To do:
Transcribe the data that follows precisely, omitting nothing.

Dataset records:

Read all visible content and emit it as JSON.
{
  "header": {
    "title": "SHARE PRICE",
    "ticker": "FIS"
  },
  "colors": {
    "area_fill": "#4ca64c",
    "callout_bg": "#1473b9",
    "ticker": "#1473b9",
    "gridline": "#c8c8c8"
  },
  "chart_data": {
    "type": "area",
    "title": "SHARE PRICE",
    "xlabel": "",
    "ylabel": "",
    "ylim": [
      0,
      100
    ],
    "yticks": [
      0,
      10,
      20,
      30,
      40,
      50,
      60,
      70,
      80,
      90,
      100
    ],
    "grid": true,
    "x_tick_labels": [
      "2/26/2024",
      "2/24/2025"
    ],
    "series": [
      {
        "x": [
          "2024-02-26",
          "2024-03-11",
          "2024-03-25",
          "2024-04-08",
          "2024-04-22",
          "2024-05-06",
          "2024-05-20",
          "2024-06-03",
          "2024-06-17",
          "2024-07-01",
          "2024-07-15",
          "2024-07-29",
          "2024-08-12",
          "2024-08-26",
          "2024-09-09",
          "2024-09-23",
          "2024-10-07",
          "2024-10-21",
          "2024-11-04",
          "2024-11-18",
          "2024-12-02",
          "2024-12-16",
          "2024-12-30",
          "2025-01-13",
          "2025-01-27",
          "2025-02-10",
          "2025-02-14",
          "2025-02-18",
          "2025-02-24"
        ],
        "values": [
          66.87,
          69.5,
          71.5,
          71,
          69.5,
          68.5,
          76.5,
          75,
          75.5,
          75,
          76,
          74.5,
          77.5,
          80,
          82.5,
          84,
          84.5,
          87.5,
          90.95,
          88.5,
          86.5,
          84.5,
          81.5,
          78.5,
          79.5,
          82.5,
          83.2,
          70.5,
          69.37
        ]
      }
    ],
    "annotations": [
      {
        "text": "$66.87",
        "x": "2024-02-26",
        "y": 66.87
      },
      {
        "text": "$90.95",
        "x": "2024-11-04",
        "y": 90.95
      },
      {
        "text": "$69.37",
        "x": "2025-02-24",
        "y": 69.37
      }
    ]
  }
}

Finished exercise:
Read all visible content and emit it as JSON.
{
  "header": {
    "title": "SHARE PRICE",
    "ticker": "FIS"
  },
  "colors": {
    "area_fill": "#4ca64c",
    "callout_bg": "#1473b9",
    "ticker": "#1473b9",
    "gridline": "#c8c8c8"
  },
  "chart_data": {
    "type": "area",
    "title": "SHARE PRICE",
    "xlabel": "",
    "ylabel": "",
    "ylim": [
      0,
      100
    ],
    "yticks": [
      0,
      10,
      20,
      30,
      40,
      50,
      60,
      70,
      80,
      90,
      100
    ],
    "grid": true,
    "x_tick_labels": [
      "2/26/2024",
      "2/24/2025"
    ],
    "series": [
      {
        "x": [
          "2024-02-26",
          "2024-03-11",
          "2024-03-25",
          "2024-04-08",
          "2024-04-22",
          "2024-05-06",
          "2024-05-20",
          "2024-06-03",
          "2024-06-17",
          "2024-07-01",
          "2024-07-15",
          "2024-07-29",
          "2024-08-12",
          "2024-08-26",
          "2024-09-09",
          "2024-09-23",
          "2024-10-07",
          "2024-10-21",
          "2024-11-04",
          "2024-11-18",
          "2024-12-02",
          "2024-12-16",
          "2024-12-30",
          "2025-01-13",
          "2025-01-27",
          "2025-02-10",
          "2025-02-14",
          "2025-02-18",
          "2025-02-24"
        ],
        "values": [
          66.87,
          69.5,
          71.5,
          71,
          69.5,
          68.5,
          76.5,
          75,
          75.5,
          75,
          76,
          74.5,
          77.5,
          80,
          82.5,
          84,
          84.5,
          87.5,
          90.95,
          88.5,
          86.5,
          84.5,
          81.5,
          78.5,
          79.5,
          82.5,
          83.2,
          70.5,
          69.37
        ]
      }
    ],
    "annotations": [
      {
        "text": "$66.87",
        "x": "2024-02-26",
        "y": 66.87
      },
      {
        "text": "$90.95",
        "x": "2024-11-04",
        "y": 90.95
      },
      {
        "text": "$69.37",
        "x": "2025-02-24",
        "y": 69.37
      }
    ]
  }
}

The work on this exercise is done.